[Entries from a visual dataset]
>>>

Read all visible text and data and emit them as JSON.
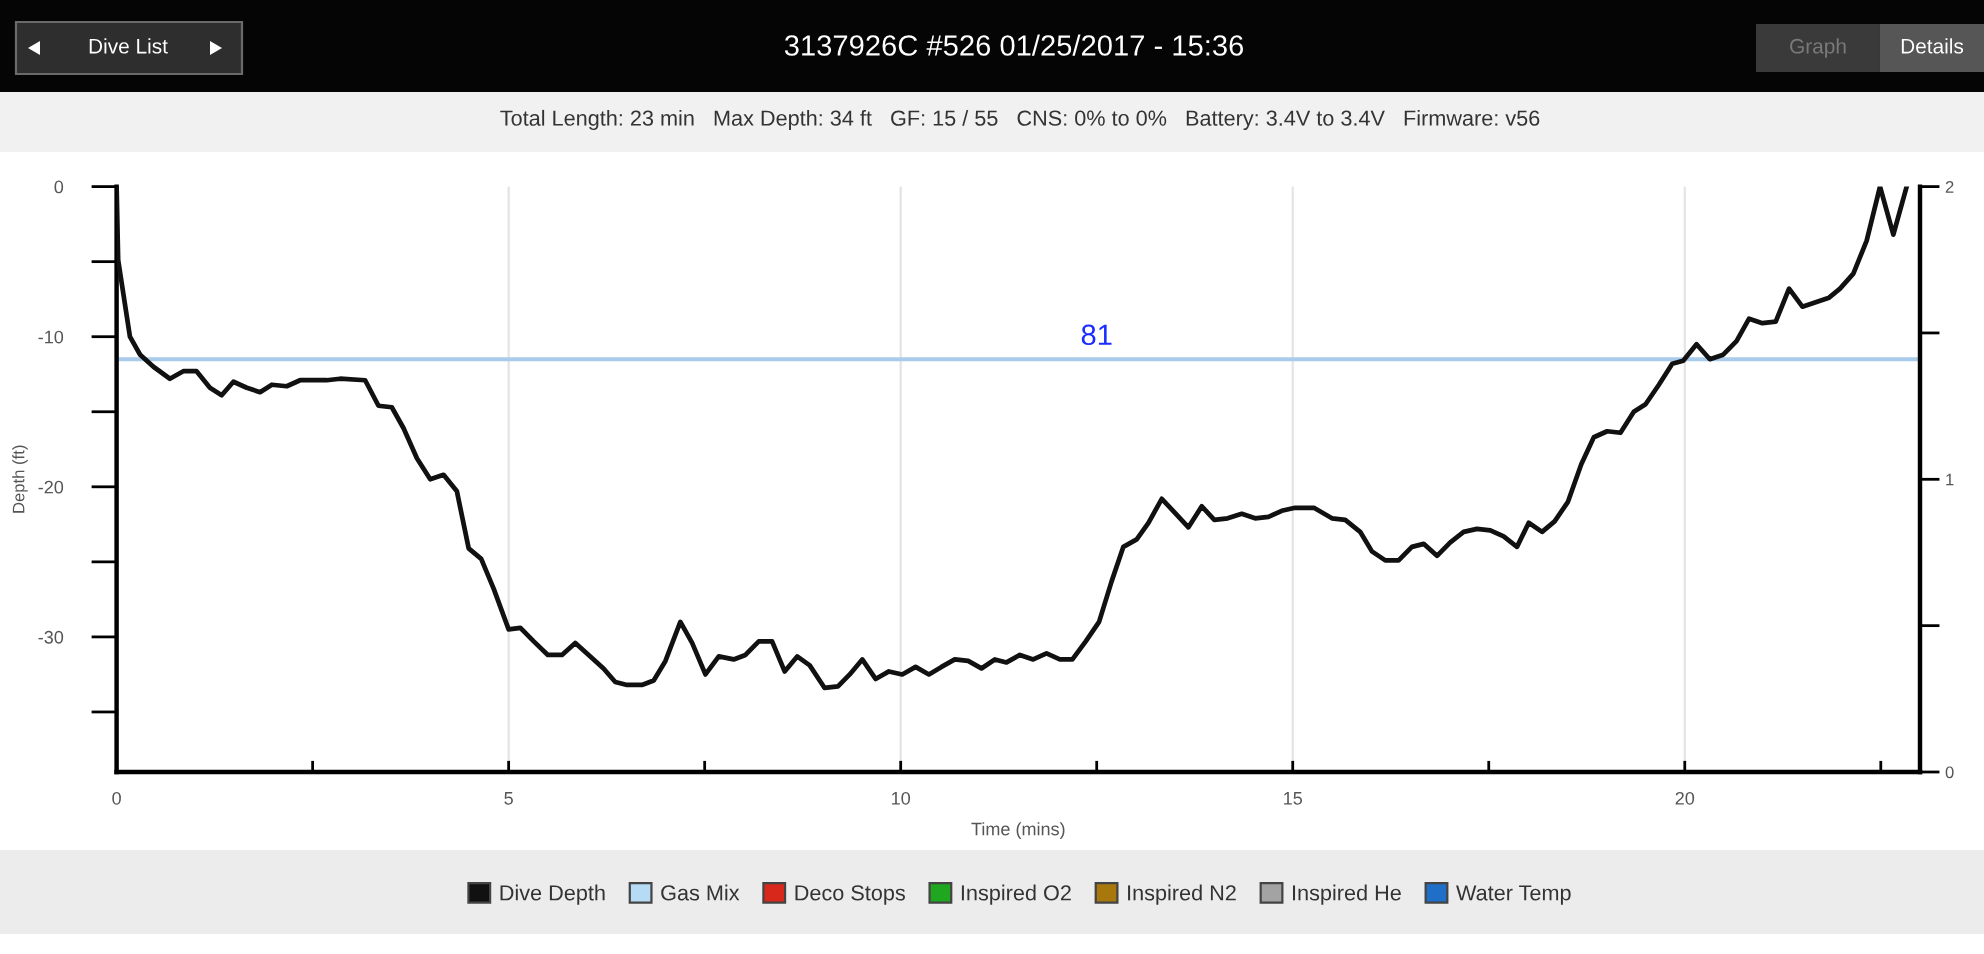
{
  "chart_data": {
    "type": "line",
    "title": "3137926C #526 01/25/2017 - 15:36",
    "subtitle": "Total Length: 23 min   Max Depth: 34 ft   GF: 15 / 55   CNS: 0% to 0%   Battery: 3.4V to 3.4V   Firmware: v56",
    "xlabel": "Time (mins)",
    "ylabel": "Depth (ft)",
    "annotations": [
      "Dive List",
      "Graph",
      "Details",
      {
        "text": "81",
        "x": 12.5,
        "y": -11.5
      }
    ],
    "series": [
      {
        "name": "Dive Depth",
        "color": "#111111",
        "x": [
          0,
          0.02,
          0.17,
          0.3,
          0.47,
          0.68,
          0.85,
          1.02,
          1.19,
          1.34,
          1.49,
          1.66,
          1.83,
          1.98,
          2.17,
          2.34,
          2.68,
          2.85,
          3.17,
          3.34,
          3.51,
          3.66,
          3.83,
          4.0,
          4.17,
          4.34,
          4.49,
          4.65,
          4.81,
          5.0,
          5.15,
          5.32,
          5.5,
          5.68,
          5.85,
          6.02,
          6.21,
          6.36,
          6.51,
          6.7,
          6.85,
          7.0,
          7.19,
          7.34,
          7.51,
          7.68,
          7.87,
          8.02,
          8.19,
          8.36,
          8.52,
          8.68,
          8.84,
          9.03,
          9.2,
          9.35,
          9.51,
          9.68,
          9.85,
          10.02,
          10.19,
          10.36,
          10.52,
          10.69,
          10.86,
          11.03,
          11.2,
          11.35,
          11.52,
          11.69,
          11.86,
          12.03,
          12.19,
          12.36,
          12.53,
          12.69,
          12.84,
          13.01,
          13.16,
          13.33,
          13.51,
          13.67,
          13.84,
          14.0,
          14.17,
          14.35,
          14.52,
          14.69,
          14.86,
          15.03,
          15.27,
          15.5,
          15.67,
          15.86,
          16.01,
          16.18,
          16.35,
          16.52,
          16.67,
          16.84,
          17.01,
          17.18,
          17.35,
          17.52,
          17.69,
          17.86,
          18.01,
          18.18,
          18.34,
          18.51,
          18.68,
          18.84,
          19.01,
          19.18,
          19.35,
          19.5,
          19.67,
          19.84,
          19.98,
          20.15,
          20.32,
          20.49,
          20.66,
          20.82,
          20.99,
          21.16,
          21.33,
          21.5,
          21.67,
          21.84,
          21.98,
          22.15,
          22.32,
          22.49,
          22.66,
          22.83
        ],
        "values": [
          0,
          -4.9,
          -10.0,
          -11.2,
          -12.0,
          -12.8,
          -12.3,
          -12.3,
          -13.4,
          -13.9,
          -13.0,
          -13.4,
          -13.7,
          -13.2,
          -13.3,
          -12.9,
          -12.9,
          -12.8,
          -12.9,
          -14.6,
          -14.7,
          -16.1,
          -18.1,
          -19.5,
          -19.2,
          -20.3,
          -24.1,
          -24.8,
          -26.8,
          -29.5,
          -29.4,
          -30.3,
          -31.2,
          -31.2,
          -30.4,
          -31.2,
          -32.1,
          -33.0,
          -33.2,
          -33.2,
          -32.9,
          -31.6,
          -29.0,
          -30.4,
          -32.5,
          -31.3,
          -31.5,
          -31.2,
          -30.3,
          -30.3,
          -32.3,
          -31.3,
          -31.9,
          -33.4,
          -33.3,
          -32.5,
          -31.5,
          -32.8,
          -32.3,
          -32.5,
          -32.0,
          -32.5,
          -32.0,
          -31.5,
          -31.6,
          -32.1,
          -31.5,
          -31.7,
          -31.2,
          -31.5,
          -31.1,
          -31.5,
          -31.5,
          -30.3,
          -29.0,
          -26.3,
          -24.0,
          -23.5,
          -22.4,
          -20.8,
          -21.8,
          -22.7,
          -21.3,
          -22.2,
          -22.1,
          -21.8,
          -22.1,
          -22.0,
          -21.6,
          -21.4,
          -21.4,
          -22.1,
          -22.2,
          -23.0,
          -24.3,
          -24.9,
          -24.9,
          -24.0,
          -23.8,
          -24.6,
          -23.7,
          -23.0,
          -22.8,
          -22.9,
          -23.3,
          -24.0,
          -22.4,
          -23.0,
          -22.3,
          -21.0,
          -18.5,
          -16.7,
          -16.3,
          -16.4,
          -15.0,
          -14.5,
          -13.2,
          -11.8,
          -11.6,
          -10.5,
          -11.5,
          -11.2,
          -10.3,
          -8.8,
          -9.1,
          -9.0,
          -6.8,
          -8.0,
          -7.7,
          -7.4,
          -6.8,
          -5.8,
          -3.6,
          0,
          -3.2,
          0
        ]
      },
      {
        "name": "Gas Mix",
        "color": "#b6dbf5"
      },
      {
        "name": "Deco Stops",
        "color": "#d8281c"
      },
      {
        "name": "Inspired O2",
        "color": "#1fa81f"
      },
      {
        "name": "Inspired N2",
        "color": "#a8780e"
      },
      {
        "name": "Inspired He",
        "color": "#a3a3a3"
      },
      {
        "name": "Water Temp",
        "color": "#1f6fc9"
      }
    ],
    "xlim": [
      0,
      23
    ],
    "xticks": [
      0,
      {
        "value": 2.5,
        "label": null
      },
      5,
      {
        "value": 7.5,
        "label": null
      },
      10,
      {
        "value": 12.5,
        "label": null
      },
      15,
      {
        "value": 17.5,
        "label": null
      },
      20,
      {
        "value": 22.5,
        "label": null
      }
    ],
    "ylim": [
      -39,
      0
    ],
    "yticks": [
      {
        "value": -35,
        "label": null
      },
      -30,
      {
        "value": -25,
        "label": null
      },
      -20,
      {
        "value": -15,
        "label": null
      },
      -10,
      {
        "value": -5,
        "label": null
      },
      0
    ],
    "y2lim": [
      0,
      2
    ],
    "y2ticks": [
      0,
      {
        "value": 0.5,
        "label": null
      },
      1,
      {
        "value": 1.5,
        "label": null
      },
      2
    ],
    "ref_lines": [
      {
        "axis": "y",
        "value": -11.5,
        "color": "#a9cbeb"
      }
    ],
    "grid": "x",
    "legend": "bottom"
  }
}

<<<

From the listing above, copy all lines holding the word "Depth".

# EXERCISE RESPONSE
    "subtitle": "Total Length: 23 min   Max Depth: 34 ft   GF: 15 / 55   CNS: 0% to 0%   Battery: 3.4V to 3.4V   Firmware: v56",
    "ylabel": "Depth (ft)",
        "name": "Dive Depth",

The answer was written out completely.